--- Recorded information ---
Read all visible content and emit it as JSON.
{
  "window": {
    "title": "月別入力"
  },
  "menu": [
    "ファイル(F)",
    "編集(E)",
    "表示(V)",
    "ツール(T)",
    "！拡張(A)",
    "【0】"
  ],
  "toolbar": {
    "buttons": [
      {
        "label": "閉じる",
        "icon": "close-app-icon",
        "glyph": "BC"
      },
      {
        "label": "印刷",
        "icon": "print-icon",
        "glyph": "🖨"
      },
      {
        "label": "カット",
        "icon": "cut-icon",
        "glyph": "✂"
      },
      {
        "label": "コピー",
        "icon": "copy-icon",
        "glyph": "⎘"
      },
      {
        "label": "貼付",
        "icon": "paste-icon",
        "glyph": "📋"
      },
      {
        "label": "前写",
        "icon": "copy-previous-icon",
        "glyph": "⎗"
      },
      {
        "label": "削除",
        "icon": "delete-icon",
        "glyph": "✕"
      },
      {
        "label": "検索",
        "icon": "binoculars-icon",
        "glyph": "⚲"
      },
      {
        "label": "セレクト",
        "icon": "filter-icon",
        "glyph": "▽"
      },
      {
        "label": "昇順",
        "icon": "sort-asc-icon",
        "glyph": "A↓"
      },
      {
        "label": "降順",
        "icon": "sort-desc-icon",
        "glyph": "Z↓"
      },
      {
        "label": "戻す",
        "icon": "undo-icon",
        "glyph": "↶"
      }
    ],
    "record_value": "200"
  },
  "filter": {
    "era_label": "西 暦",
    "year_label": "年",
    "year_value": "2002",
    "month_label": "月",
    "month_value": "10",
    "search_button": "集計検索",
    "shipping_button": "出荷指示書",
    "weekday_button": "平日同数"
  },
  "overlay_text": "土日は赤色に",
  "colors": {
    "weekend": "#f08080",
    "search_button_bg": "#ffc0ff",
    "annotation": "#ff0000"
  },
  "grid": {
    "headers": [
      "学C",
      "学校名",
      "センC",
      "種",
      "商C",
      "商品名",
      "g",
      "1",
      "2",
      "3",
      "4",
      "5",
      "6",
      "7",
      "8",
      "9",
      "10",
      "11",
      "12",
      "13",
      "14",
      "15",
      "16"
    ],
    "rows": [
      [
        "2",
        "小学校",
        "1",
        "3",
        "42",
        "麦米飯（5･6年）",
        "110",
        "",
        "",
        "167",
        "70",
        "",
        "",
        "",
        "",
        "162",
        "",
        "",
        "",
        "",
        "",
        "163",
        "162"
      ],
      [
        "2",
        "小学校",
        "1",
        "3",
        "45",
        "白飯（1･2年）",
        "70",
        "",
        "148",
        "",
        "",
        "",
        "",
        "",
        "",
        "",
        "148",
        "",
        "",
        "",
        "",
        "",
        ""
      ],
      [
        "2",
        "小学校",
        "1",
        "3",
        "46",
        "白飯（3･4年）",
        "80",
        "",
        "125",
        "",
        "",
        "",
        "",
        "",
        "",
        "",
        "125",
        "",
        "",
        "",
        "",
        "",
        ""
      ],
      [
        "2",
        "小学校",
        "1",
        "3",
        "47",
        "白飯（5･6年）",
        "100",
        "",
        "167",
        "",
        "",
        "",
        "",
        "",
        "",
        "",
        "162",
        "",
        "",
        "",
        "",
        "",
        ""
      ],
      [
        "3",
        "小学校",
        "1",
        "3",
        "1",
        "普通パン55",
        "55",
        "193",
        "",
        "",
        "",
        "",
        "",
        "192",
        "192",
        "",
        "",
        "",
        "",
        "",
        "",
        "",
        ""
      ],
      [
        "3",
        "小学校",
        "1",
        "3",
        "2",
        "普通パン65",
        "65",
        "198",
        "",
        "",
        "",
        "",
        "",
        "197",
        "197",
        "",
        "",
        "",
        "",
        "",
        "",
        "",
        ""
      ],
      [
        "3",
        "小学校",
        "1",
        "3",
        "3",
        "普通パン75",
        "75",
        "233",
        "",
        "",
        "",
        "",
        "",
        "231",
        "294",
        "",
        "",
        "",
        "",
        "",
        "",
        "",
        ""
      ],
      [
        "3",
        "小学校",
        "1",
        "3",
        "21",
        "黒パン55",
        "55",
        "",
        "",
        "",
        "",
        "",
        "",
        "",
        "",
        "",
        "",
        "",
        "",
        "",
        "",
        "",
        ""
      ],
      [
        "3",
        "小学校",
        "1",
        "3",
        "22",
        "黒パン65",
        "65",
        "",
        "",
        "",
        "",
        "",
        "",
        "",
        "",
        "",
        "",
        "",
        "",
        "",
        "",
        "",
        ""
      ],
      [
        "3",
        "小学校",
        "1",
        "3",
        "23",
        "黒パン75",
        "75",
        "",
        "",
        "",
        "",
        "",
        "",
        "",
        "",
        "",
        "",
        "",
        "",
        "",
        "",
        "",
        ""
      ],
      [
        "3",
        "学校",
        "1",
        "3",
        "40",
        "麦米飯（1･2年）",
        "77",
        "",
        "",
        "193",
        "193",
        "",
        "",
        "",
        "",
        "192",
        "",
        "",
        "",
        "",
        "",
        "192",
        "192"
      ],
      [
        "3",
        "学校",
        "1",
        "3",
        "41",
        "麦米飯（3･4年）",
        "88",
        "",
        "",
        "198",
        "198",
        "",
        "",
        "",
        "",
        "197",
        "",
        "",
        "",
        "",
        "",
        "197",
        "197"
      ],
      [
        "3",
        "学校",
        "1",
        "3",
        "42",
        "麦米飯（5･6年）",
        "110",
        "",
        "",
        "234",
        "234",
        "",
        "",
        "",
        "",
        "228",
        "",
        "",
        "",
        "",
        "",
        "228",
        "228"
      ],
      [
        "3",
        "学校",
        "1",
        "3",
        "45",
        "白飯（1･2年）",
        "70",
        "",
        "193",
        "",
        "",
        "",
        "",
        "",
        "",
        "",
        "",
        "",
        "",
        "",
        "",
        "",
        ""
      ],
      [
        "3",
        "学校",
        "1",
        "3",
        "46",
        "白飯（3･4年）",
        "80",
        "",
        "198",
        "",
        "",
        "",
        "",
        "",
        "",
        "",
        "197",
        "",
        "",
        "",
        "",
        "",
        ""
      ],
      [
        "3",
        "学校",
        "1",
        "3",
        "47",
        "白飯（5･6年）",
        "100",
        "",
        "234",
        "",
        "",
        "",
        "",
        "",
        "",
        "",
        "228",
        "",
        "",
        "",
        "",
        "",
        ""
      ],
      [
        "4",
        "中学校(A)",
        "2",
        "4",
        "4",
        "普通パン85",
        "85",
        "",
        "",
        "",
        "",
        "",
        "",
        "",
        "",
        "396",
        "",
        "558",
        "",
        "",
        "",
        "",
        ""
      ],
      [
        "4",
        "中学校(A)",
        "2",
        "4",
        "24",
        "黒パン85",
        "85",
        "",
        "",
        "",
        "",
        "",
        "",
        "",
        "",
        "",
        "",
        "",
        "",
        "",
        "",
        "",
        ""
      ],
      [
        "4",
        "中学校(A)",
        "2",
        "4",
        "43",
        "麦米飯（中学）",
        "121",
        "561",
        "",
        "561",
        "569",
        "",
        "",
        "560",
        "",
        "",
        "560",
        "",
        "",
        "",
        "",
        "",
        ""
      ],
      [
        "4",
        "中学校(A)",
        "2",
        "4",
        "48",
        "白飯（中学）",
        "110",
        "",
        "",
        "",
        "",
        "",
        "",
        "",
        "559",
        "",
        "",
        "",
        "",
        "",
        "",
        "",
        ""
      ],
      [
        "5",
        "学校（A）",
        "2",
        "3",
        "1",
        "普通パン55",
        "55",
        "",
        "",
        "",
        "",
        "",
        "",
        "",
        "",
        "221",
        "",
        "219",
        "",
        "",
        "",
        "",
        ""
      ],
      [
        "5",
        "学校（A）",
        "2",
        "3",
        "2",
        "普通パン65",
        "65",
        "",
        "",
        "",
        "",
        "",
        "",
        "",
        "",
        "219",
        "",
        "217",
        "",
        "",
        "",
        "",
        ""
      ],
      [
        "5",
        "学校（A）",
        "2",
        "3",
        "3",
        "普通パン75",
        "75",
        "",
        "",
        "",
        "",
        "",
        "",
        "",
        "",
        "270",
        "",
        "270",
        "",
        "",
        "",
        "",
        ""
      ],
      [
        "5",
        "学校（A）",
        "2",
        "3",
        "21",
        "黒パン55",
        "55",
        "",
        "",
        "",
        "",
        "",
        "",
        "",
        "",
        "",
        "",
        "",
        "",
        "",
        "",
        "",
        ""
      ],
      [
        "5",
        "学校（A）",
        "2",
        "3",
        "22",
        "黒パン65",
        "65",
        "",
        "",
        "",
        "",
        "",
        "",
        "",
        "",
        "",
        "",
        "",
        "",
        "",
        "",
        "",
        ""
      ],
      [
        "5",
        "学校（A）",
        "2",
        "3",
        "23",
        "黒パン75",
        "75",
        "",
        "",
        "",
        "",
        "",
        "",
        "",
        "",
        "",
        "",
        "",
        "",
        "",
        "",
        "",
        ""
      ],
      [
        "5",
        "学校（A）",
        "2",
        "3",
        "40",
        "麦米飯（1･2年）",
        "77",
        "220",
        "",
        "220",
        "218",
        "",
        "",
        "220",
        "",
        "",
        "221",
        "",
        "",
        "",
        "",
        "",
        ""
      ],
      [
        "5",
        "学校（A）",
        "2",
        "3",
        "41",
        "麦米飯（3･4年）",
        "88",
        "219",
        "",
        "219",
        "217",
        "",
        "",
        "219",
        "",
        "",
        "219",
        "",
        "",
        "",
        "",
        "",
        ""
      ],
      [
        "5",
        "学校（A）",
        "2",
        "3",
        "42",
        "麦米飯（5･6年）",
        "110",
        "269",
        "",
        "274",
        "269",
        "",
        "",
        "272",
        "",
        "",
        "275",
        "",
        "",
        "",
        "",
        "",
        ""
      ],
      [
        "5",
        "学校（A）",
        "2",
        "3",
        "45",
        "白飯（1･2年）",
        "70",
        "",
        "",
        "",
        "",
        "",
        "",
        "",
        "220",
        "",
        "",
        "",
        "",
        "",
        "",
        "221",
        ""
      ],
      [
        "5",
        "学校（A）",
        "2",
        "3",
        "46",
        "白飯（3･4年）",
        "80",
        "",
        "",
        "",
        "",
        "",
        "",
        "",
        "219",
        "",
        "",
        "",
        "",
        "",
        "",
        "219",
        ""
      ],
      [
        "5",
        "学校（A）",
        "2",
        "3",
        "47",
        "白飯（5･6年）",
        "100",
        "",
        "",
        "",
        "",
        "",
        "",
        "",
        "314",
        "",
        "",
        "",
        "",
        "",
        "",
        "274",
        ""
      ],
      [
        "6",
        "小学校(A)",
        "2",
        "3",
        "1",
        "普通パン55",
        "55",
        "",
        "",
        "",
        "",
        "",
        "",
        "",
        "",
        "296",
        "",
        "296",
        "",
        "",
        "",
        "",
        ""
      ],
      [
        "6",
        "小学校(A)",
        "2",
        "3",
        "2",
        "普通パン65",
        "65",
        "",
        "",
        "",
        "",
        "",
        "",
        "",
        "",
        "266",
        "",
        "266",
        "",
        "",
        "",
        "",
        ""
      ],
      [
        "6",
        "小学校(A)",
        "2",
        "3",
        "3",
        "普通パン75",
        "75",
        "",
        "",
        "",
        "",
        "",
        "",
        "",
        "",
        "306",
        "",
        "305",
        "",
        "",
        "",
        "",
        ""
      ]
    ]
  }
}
---
Check each line of the data above for the word "copy", then state how many lines have it. Give the number alone.

Task response. 2